··· Lesetext
Hochwertige Zutaten garantieren kein umwerfendes Ergebnis

Theoretisch hat dieser Thriller alle Zutaten für einen Blockbuster. Allerdings wollen die vielfältigen Story-Ansätze in anderthalb Stunden nicht recht zusammenwachsen. Die Handlung changiert zwischen Action, Psychodrama und dem Portrait einer dysfunktionalen Familie, inklusive einer gescheiterten Liebesgeschichte. Obwohl jede Menge Stars (Jessica Chastain, Colin Farrell, John Malkovich, Common, Geena Davis, Ioan Gruffudd) größtenteils ordentliche Arbeit abliefern und das Szenenbild ansprechend gestaltet ist, wirkt das Ergebnis oft plump und stellenweise ziemlich krude.

Unterwegs mit dem Ex: Michael (Common) und Ava (Jessica Chastain) © 2020 Voltage Pictures
Unterwegs mit dem Ex: Michael (Common) und Ava (Jessica Chastain) © 2020 Voltage Pictures

Dass dieser Film seine Balance nicht findet, mag auch daran liegen, dass Regisseur Tate Taylor (u.a. verantwortlich für den oscarnominierten The Help) das Projekt kurzfristig übernommen hat. Ursprünglich sollte Drehbuchautor Matthew Newton sein Skript selbst inszenieren, wurde aber gefeuert, nachdem ihm mehrere Fälle von häuslicher Gewalt vorgeworfen wurden. Effekthaschereien sollen die Unstimmigkeiten in der Story übertünchen: Wenn Ava in eine Psychokrise abdriftet, wird das mit einem satten Halleffekt markiert. Auch der Soundtrack trägt ein bisschen dick auf. Bear McCreary (u.a. zuständig für den Score von Outlander und Agents of S.H.I.E.L.D.) will wie Trent Reznor klingen, kommt aber nicht an das Nine-Inch-Nails-Mastermind heran.

Mehr Choreographie wagen

Viele Kampfszenen bekommen Slow-Motion-Effekte, was sie unötig schwerfällig macht. Überhaupt hätte die Choreographie der Handgreiflichkeiten besser auf die Hauptdarstellerin abgestimmt werden müssen. Wenn die zierliche Jessica Chastain ganze Teams von Soldaten und Profikillern über die Schulter wirft und locker mit Faustschlägen außer Gefecht setzt, hat man das Gefühl, dass ihre Gegner nur mittelmäßige Fähigkeiten haben.

Profikiller mit Strategiedifferenzen: Duke (John Malkovich) und Simon (Colin Farrell) © 2020 Voltage Pictures
Profikiller mit Strategiedifferenzen: Duke (John Malkovich) und Simon (Colin Farrell) © 2020 Voltage Pictures

Immerhin sind ein paar Gags für Cineast*innen versteckt. Den selbstzerstörerischen Profi-Killer mit einem humanistisch gebildeten Mentor, der von seinem Chef gejagt wird, kennt man aus Brügge sehen und sterben – nur, dass Colin Farrell hier die Seiten gewechselt hat. Und den Namen der Hauptfigur kann man als (möglicherweise unfreiwillige) Anspielung auf Killing Eve verstehen: Ursprünglich sollte Jessica Chastains Rolle Eve heißen. Das alles ergibt leider nicht mehr als mediokren Sehgenuss. Das haben die Produzenten des Films wohl anders eingeschätzt – die letzte Szene liefert schon den Auftakt für eine Fortsetzung.

Code Ava – Trained To Kill erscheint am 22. Oktober 2020 auf DVD und Blu-ray. Gestreamt werden kann der Action-Thriller unter anderem über Amazon.
······
··· Dateneinträge
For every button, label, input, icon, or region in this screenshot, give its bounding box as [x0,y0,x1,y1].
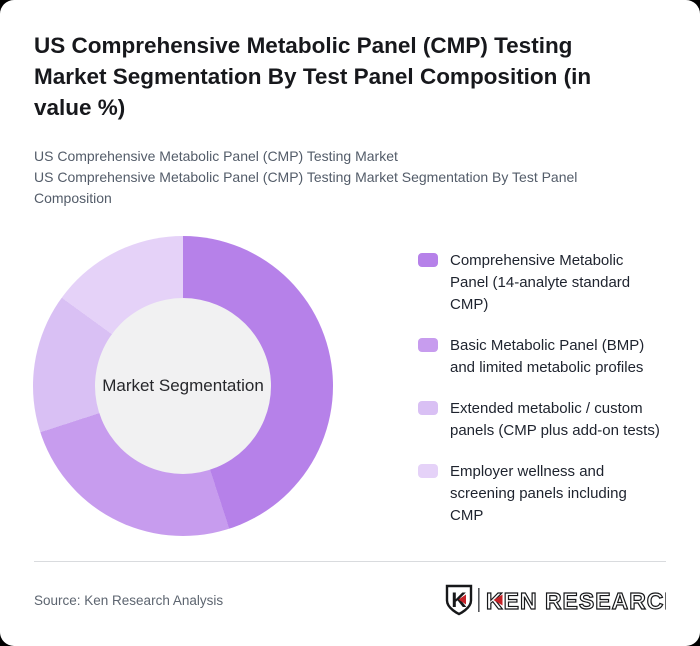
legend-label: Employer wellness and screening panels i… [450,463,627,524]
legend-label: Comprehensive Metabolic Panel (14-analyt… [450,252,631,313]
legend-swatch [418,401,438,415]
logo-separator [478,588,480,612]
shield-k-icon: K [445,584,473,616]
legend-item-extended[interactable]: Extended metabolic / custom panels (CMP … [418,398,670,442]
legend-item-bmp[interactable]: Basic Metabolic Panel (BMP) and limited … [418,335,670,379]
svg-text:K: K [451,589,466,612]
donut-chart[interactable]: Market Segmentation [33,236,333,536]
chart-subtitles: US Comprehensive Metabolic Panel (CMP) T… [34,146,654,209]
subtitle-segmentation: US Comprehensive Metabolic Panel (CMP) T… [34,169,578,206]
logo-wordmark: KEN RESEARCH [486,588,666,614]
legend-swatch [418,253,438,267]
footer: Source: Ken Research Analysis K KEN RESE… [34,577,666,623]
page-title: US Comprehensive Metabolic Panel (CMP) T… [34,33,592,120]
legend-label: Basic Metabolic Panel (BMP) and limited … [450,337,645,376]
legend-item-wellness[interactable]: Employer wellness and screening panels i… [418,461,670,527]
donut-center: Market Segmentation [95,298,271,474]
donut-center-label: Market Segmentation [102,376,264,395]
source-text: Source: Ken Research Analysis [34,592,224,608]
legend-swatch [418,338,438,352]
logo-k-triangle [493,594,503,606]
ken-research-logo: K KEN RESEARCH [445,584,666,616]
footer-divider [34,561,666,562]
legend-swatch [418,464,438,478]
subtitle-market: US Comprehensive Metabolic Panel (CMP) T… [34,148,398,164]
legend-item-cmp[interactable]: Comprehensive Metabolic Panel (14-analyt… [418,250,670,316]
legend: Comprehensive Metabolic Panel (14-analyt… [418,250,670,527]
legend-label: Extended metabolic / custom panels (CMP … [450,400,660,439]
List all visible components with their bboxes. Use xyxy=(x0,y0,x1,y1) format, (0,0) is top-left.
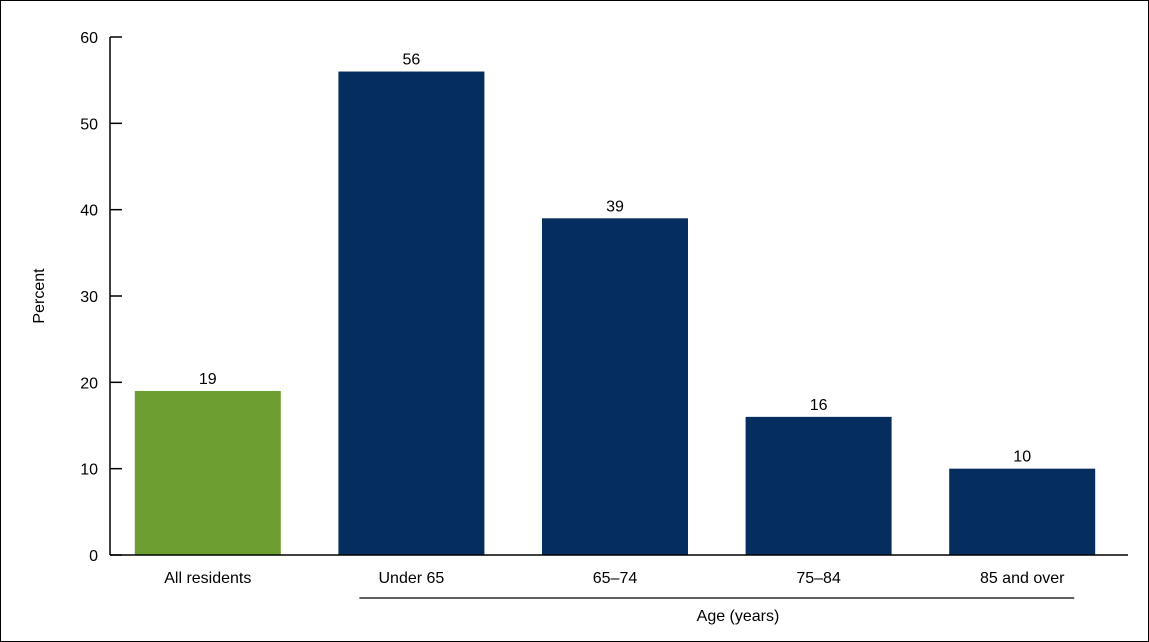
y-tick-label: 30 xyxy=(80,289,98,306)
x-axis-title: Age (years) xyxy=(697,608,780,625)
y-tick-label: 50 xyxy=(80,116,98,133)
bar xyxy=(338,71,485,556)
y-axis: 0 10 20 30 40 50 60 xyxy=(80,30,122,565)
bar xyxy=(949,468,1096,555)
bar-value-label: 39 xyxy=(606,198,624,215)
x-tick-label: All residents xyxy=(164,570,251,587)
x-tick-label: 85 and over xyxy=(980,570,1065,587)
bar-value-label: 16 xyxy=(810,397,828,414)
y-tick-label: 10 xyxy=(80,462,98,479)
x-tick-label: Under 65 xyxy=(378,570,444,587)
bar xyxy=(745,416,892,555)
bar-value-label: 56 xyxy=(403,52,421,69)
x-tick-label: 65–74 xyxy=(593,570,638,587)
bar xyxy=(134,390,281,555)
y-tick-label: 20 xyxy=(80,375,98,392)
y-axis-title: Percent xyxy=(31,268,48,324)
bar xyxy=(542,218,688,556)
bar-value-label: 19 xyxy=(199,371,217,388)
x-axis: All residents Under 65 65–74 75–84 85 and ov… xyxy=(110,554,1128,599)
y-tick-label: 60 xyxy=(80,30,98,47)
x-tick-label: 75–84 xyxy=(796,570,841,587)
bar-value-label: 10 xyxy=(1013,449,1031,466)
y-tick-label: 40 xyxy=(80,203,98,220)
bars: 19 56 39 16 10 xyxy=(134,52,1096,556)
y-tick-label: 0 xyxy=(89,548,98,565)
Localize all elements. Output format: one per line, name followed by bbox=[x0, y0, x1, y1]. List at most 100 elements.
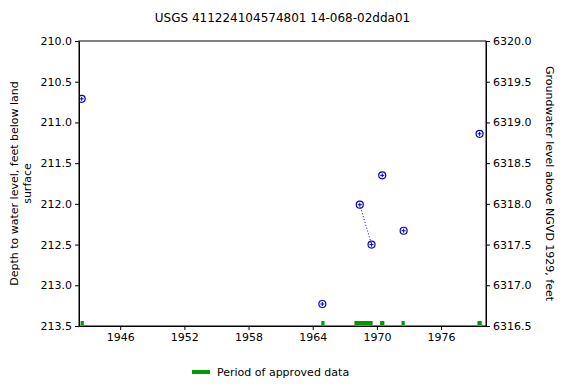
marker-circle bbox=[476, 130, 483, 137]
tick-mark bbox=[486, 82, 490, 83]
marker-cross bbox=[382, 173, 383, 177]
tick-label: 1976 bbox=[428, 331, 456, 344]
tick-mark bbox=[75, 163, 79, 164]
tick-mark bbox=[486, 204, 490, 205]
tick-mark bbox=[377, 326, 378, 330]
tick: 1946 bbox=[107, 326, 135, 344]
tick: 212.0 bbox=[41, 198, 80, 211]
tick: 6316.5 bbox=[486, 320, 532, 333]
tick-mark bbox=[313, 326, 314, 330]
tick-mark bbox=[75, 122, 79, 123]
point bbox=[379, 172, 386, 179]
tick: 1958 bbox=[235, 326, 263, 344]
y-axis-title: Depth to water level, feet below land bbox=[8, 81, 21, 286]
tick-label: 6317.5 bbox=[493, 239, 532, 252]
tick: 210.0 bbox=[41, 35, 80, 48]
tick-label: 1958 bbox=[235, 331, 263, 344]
······
__Aufgabe__.
Nenne das Datum, an dem der Film laut der Filmkritik auf DVD und Blu-ray erscheint.

__Endgültige Antwort__.
Am 22. Oktober 2020.